Goal -
Without the pictures, can you quote each line below exactly?

** start Information supplied **

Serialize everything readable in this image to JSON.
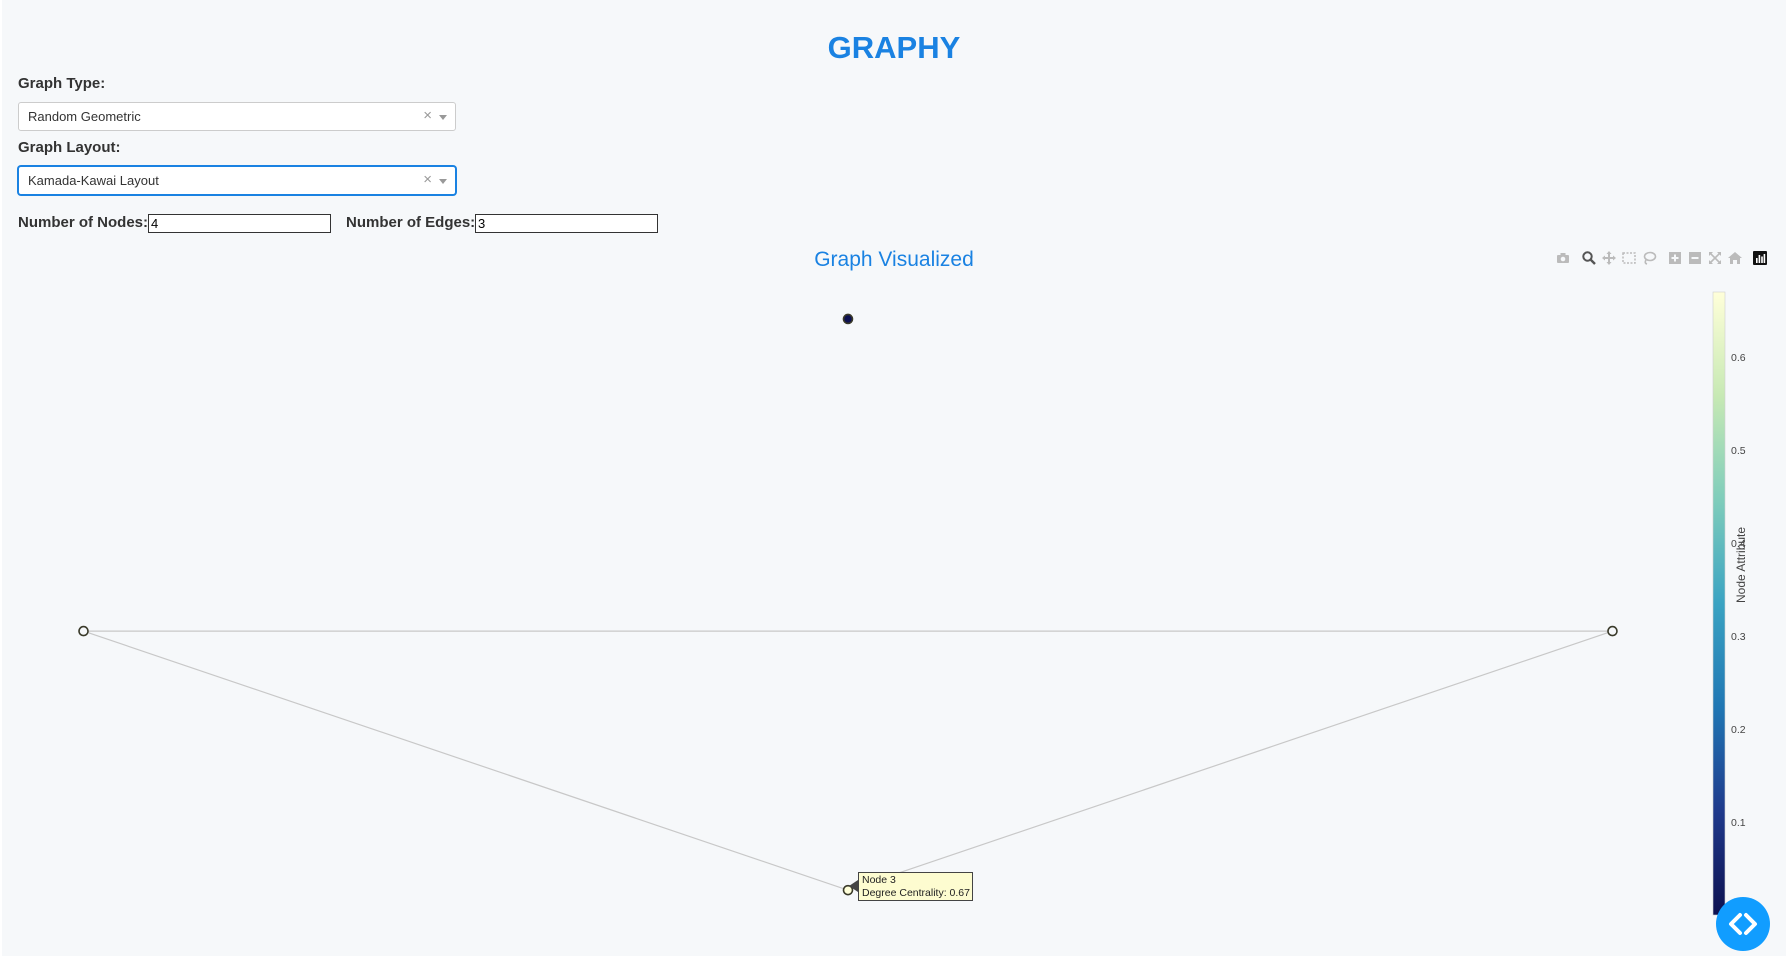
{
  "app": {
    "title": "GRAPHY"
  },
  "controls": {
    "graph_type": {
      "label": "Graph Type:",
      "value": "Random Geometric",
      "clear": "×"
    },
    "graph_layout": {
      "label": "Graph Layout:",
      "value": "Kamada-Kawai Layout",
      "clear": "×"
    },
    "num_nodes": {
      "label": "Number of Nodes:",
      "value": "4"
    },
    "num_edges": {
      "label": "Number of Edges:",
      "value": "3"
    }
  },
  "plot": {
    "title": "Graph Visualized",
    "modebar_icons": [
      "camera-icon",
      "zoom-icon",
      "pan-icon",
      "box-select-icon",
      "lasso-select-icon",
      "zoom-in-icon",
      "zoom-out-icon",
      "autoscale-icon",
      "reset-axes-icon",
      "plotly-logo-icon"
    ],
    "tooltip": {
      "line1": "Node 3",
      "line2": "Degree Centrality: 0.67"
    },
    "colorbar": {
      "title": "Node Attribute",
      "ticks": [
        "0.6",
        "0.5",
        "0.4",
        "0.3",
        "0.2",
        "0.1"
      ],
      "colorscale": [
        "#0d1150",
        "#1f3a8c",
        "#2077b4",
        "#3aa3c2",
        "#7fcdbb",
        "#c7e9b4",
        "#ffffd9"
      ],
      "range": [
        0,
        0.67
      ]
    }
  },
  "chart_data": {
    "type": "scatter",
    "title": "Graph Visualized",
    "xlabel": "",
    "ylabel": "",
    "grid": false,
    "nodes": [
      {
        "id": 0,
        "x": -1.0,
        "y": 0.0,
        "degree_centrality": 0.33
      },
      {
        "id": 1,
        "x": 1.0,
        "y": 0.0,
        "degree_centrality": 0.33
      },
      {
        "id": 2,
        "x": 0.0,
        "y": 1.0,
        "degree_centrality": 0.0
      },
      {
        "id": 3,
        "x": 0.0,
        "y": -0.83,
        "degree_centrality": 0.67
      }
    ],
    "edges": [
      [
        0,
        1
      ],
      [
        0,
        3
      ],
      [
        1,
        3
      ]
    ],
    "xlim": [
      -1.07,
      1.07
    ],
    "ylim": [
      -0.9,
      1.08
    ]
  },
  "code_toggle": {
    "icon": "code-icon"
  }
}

** end Information supplied **

Worked answer -
Serialize everything readable in this image to JSON.
{
  "app": {
    "title": "GRAPHY"
  },
  "controls": {
    "graph_type": {
      "label": "Graph Type:",
      "value": "Random Geometric",
      "clear": "×"
    },
    "graph_layout": {
      "label": "Graph Layout:",
      "value": "Kamada-Kawai Layout",
      "clear": "×"
    },
    "num_nodes": {
      "label": "Number of Nodes:",
      "value": "4"
    },
    "num_edges": {
      "label": "Number of Edges:",
      "value": "3"
    }
  },
  "plot": {
    "title": "Graph Visualized",
    "modebar_icons": [
      "camera-icon",
      "zoom-icon",
      "pan-icon",
      "box-select-icon",
      "lasso-select-icon",
      "zoom-in-icon",
      "zoom-out-icon",
      "autoscale-icon",
      "reset-axes-icon",
      "plotly-logo-icon"
    ],
    "tooltip": {
      "line1": "Node 3",
      "line2": "Degree Centrality: 0.67"
    },
    "colorbar": {
      "title": "Node Attribute",
      "ticks": [
        "0.6",
        "0.5",
        "0.4",
        "0.3",
        "0.2",
        "0.1"
      ],
      "colorscale": [
        "#0d1150",
        "#1f3a8c",
        "#2077b4",
        "#3aa3c2",
        "#7fcdbb",
        "#c7e9b4",
        "#ffffd9"
      ],
      "range": [
        0,
        0.67
      ]
    }
  },
  "chart_data": {
    "type": "scatter",
    "title": "Graph Visualized",
    "xlabel": "",
    "ylabel": "",
    "grid": false,
    "nodes": [
      {
        "id": 0,
        "x": -1.0,
        "y": 0.0,
        "degree_centrality": 0.33
      },
      {
        "id": 1,
        "x": 1.0,
        "y": 0.0,
        "degree_centrality": 0.33
      },
      {
        "id": 2,
        "x": 0.0,
        "y": 1.0,
        "degree_centrality": 0.0
      },
      {
        "id": 3,
        "x": 0.0,
        "y": -0.83,
        "degree_centrality": 0.67
      }
    ],
    "edges": [
      [
        0,
        1
      ],
      [
        0,
        3
      ],
      [
        1,
        3
      ]
    ],
    "xlim": [
      -1.07,
      1.07
    ],
    "ylim": [
      -0.9,
      1.08
    ]
  },
  "code_toggle": {
    "icon": "code-icon"
  }
}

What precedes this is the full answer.